» CHALLENGE: Collect every line in the records below that contains the word "Мюллера".
+ + + + + + +
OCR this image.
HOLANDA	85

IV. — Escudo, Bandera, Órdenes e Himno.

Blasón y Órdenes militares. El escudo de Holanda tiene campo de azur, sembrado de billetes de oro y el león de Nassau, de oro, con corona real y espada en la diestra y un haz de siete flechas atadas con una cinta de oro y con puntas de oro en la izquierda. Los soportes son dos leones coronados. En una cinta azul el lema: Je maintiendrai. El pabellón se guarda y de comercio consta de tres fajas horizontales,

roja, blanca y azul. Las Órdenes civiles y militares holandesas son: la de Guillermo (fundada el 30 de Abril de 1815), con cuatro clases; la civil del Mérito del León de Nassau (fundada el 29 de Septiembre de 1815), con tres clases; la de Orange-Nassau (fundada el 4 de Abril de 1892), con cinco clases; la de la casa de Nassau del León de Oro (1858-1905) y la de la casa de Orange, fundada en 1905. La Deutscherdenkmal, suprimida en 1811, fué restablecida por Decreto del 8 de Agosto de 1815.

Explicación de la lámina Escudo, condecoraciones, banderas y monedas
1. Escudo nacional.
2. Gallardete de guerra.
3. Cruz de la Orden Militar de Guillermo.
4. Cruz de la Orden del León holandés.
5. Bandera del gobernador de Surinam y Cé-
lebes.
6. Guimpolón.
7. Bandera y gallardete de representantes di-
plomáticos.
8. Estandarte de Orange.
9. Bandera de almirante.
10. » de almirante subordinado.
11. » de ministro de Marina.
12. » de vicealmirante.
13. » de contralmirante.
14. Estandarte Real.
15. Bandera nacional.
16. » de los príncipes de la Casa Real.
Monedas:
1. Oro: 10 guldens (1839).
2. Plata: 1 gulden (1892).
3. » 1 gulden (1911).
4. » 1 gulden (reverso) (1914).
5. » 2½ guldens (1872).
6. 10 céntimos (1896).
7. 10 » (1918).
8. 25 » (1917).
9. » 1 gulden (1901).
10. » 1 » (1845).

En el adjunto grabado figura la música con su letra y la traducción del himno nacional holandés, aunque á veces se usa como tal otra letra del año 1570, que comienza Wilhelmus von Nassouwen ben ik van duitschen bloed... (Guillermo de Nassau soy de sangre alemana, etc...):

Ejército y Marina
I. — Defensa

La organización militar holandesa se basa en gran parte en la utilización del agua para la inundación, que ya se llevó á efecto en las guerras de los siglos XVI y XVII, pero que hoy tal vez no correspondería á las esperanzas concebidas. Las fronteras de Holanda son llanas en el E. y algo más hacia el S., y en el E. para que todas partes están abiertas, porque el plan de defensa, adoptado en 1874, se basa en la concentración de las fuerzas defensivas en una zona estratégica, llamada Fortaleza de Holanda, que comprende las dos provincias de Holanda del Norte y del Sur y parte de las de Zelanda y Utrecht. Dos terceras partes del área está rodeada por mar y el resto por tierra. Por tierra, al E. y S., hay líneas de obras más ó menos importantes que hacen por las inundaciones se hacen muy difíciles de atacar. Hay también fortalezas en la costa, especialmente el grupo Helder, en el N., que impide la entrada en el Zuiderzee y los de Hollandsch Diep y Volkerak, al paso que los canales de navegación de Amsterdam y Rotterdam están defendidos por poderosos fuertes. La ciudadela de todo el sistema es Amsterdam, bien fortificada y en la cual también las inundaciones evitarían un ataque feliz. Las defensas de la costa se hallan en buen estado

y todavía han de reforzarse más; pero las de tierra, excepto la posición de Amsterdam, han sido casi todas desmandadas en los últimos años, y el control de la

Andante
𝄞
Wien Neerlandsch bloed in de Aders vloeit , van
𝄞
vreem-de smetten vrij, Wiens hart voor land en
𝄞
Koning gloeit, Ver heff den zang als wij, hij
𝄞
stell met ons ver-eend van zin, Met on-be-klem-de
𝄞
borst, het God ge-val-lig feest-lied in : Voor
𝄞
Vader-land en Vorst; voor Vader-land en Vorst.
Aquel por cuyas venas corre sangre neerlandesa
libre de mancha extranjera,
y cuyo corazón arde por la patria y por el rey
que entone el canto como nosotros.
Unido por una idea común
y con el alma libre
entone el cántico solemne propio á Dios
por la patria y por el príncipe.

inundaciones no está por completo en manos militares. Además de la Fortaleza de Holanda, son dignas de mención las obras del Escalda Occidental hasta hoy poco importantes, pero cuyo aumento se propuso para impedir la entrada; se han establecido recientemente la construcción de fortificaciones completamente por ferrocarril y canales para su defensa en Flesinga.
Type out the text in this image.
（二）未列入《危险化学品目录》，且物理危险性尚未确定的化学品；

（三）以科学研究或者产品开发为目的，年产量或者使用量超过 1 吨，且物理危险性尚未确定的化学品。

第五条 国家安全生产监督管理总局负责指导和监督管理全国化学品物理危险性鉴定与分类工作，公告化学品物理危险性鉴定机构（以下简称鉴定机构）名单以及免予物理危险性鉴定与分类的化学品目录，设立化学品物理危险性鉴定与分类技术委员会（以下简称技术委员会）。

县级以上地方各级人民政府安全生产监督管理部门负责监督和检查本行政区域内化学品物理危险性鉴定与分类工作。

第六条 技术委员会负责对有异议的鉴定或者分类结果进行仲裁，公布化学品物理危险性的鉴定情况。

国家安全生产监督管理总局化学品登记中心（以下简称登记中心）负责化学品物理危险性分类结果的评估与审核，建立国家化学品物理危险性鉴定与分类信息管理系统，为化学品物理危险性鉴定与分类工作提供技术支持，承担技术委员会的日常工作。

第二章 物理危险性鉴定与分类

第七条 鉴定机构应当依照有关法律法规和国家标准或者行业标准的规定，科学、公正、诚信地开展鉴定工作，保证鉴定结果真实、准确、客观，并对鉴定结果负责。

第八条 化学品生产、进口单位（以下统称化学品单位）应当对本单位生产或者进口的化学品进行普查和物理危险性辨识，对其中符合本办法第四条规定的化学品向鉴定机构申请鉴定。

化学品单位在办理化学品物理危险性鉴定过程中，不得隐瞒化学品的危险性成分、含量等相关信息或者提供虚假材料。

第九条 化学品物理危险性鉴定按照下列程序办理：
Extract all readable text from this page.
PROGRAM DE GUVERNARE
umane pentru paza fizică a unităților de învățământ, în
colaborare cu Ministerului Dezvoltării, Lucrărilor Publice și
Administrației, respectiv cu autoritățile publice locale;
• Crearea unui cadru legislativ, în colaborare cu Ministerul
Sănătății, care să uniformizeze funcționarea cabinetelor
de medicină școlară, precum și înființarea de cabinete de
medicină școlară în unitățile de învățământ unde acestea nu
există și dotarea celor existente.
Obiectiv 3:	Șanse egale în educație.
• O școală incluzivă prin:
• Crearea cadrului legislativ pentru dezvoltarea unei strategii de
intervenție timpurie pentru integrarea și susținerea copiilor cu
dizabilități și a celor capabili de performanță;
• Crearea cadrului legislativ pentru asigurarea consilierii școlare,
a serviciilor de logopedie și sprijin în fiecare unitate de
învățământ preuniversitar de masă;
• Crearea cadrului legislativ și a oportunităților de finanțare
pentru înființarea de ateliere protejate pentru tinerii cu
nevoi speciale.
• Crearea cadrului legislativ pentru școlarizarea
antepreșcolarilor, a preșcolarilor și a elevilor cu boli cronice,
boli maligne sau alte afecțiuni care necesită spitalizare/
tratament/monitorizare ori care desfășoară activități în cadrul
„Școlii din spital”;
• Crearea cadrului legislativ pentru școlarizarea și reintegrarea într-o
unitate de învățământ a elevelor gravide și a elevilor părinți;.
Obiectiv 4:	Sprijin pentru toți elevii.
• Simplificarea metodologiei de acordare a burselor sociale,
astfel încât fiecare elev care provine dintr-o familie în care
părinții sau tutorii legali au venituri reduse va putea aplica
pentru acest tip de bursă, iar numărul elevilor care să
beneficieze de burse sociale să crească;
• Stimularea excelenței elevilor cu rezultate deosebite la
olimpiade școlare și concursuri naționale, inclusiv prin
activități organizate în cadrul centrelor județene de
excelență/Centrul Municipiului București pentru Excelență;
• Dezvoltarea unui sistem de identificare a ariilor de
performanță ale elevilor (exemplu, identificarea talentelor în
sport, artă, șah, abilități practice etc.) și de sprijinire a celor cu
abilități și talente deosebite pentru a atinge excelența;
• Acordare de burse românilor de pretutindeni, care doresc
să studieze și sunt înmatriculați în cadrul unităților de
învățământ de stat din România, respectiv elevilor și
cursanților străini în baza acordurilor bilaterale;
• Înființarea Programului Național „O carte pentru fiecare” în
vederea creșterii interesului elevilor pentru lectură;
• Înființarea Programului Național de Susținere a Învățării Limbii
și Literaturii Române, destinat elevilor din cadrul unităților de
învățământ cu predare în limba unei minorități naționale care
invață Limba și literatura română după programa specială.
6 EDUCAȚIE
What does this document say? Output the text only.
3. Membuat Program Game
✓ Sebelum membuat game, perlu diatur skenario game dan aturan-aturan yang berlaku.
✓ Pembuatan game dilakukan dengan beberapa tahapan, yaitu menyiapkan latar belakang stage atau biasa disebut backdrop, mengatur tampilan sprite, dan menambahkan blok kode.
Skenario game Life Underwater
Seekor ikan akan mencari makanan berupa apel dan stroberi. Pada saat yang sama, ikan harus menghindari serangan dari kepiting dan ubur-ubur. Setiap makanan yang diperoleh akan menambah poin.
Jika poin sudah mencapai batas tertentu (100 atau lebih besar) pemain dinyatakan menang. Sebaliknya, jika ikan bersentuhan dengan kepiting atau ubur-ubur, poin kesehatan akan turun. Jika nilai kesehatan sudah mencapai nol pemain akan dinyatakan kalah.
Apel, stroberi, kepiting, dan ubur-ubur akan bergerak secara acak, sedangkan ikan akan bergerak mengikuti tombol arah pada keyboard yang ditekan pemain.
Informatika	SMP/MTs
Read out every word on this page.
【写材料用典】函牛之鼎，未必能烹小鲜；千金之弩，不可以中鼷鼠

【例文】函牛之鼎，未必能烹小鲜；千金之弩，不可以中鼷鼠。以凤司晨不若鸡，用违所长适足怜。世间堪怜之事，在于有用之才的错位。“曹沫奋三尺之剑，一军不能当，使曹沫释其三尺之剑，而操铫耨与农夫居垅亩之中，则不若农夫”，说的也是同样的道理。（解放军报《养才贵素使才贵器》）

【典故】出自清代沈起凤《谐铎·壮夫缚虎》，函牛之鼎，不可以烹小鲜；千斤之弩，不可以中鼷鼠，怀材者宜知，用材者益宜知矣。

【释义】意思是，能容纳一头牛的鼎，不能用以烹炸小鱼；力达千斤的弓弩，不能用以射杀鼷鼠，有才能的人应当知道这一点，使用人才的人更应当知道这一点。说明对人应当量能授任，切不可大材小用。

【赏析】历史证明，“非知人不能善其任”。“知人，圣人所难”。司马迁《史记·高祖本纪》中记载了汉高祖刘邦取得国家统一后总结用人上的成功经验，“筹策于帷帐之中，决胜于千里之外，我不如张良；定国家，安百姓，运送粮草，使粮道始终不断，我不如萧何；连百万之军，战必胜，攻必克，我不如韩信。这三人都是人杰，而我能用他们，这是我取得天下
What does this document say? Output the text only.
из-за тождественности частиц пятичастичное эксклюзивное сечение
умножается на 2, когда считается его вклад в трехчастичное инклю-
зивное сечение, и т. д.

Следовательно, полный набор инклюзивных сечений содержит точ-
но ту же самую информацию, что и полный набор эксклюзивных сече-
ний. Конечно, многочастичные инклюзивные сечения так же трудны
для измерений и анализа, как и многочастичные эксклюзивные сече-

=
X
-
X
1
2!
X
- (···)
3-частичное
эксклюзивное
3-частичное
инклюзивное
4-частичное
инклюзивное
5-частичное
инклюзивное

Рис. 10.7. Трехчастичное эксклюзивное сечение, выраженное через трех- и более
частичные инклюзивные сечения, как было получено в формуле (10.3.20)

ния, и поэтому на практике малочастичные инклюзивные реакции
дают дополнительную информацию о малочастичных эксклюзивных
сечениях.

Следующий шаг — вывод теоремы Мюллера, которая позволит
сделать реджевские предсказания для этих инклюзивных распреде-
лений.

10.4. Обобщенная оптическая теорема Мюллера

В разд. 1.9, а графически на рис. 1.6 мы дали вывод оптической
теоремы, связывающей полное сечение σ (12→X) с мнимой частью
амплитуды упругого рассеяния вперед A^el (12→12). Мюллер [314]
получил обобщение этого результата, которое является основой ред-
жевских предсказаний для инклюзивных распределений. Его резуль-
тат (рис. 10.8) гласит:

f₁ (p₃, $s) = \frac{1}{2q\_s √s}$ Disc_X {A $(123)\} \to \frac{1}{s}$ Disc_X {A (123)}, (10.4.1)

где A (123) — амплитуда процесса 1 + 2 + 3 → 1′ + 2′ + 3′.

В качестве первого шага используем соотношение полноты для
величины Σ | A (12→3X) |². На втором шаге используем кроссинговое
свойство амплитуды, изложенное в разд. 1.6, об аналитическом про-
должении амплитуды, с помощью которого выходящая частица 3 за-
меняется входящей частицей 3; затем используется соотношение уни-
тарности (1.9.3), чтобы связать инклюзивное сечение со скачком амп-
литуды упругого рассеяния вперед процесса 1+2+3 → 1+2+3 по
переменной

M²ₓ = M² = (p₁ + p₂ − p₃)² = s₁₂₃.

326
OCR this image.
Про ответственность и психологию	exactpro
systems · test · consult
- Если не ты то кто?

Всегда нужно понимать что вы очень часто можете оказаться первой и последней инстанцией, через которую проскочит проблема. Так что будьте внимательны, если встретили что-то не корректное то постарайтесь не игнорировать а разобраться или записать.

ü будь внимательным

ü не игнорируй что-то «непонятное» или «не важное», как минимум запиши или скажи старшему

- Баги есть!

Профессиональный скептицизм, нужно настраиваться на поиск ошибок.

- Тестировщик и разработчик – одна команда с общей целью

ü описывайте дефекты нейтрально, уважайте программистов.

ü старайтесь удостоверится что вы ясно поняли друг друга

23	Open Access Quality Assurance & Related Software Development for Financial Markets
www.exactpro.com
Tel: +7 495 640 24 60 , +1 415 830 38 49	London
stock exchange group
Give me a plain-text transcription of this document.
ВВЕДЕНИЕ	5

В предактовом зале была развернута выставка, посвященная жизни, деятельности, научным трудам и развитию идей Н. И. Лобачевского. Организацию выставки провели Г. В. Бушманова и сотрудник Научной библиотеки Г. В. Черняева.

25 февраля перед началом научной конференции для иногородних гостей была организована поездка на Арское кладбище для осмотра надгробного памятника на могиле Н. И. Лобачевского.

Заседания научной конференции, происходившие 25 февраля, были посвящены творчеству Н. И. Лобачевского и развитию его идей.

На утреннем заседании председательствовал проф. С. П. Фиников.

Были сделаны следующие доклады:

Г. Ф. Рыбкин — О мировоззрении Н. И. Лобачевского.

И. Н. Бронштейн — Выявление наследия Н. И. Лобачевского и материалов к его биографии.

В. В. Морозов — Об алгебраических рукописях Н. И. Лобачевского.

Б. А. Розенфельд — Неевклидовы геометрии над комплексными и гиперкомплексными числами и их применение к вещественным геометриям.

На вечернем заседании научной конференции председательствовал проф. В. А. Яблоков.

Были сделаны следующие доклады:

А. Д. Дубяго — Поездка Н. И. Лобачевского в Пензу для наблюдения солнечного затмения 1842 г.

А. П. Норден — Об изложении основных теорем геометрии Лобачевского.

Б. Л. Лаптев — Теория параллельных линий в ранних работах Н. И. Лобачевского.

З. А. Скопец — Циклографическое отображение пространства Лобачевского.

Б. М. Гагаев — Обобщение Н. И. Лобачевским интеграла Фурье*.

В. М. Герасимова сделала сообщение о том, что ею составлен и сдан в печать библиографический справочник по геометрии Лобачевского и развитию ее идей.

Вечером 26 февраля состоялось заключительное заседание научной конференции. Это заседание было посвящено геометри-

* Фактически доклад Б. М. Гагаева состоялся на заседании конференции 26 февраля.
+ + + + + + +
» COMPLETED EXERCISE:
Следующий шаг — вывод теоремы Мюллера, которая позволит
10.4. Обобщенная оптическая теорема Мюллера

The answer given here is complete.